> Your task
Each record below should be repeated precisely as written.

## Begin

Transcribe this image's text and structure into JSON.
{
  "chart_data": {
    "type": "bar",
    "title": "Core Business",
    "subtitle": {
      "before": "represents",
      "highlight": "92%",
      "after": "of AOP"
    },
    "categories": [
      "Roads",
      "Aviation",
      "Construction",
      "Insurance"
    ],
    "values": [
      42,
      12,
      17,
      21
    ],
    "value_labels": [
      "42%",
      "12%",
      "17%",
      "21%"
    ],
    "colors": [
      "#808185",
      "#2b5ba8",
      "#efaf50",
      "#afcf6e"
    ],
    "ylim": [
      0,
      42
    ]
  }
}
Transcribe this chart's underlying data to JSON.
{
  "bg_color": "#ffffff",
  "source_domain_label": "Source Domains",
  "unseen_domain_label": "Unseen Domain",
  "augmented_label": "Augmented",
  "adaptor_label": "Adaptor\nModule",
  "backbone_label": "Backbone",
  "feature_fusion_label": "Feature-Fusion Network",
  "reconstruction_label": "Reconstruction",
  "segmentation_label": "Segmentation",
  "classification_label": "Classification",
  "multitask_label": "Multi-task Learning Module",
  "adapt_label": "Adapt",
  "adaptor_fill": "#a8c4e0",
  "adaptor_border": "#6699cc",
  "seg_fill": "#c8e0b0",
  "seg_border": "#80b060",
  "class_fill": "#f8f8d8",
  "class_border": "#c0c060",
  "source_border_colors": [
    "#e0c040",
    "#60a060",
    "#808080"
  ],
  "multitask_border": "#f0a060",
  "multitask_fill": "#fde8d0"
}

## End

> Complete response
Transcribe this image's text and structure into JSON.
{
  "chart_data": {
    "type": "bar",
    "title": "Core Business",
    "subtitle": {
      "before": "represents",
      "highlight": "92%",
      "after": "of AOP"
    },
    "categories": [
      "Roads",
      "Aviation",
      "Construction",
      "Insurance"
    ],
    "values": [
      42,
      12,
      17,
      21
    ],
    "value_labels": [
      "42%",
      "12%",
      "17%",
      "21%"
    ],
    "colors": [
      "#808185",
      "#2b5ba8",
      "#efaf50",
      "#afcf6e"
    ],
    "ylim": [
      0,
      42
    ]
  }
}
Transcribe this chart's underlying data to JSON.
{
  "bg_color": "#ffffff",
  "source_domain_label": "Source Domains",
  "unseen_domain_label": "Unseen Domain",
  "augmented_label": "Augmented",
  "adaptor_label": "Adaptor\nModule",
  "backbone_label": "Backbone",
  "feature_fusion_label": "Feature-Fusion Network",
  "reconstruction_label": "Reconstruction",
  "segmentation_label": "Segmentation",
  "classification_label": "Classification",
  "multitask_label": "Multi-task Learning Module",
  "adapt_label": "Adapt",
  "adaptor_fill": "#a8c4e0",
  "adaptor_border": "#6699cc",
  "seg_fill": "#c8e0b0",
  "seg_border": "#80b060",
  "class_fill": "#f8f8d8",
  "class_border": "#c0c060",
  "source_border_colors": [
    "#e0c040",
    "#60a060",
    "#808080"
  ],
  "multitask_border": "#f0a060",
  "multitask_fill": "#fde8d0"
}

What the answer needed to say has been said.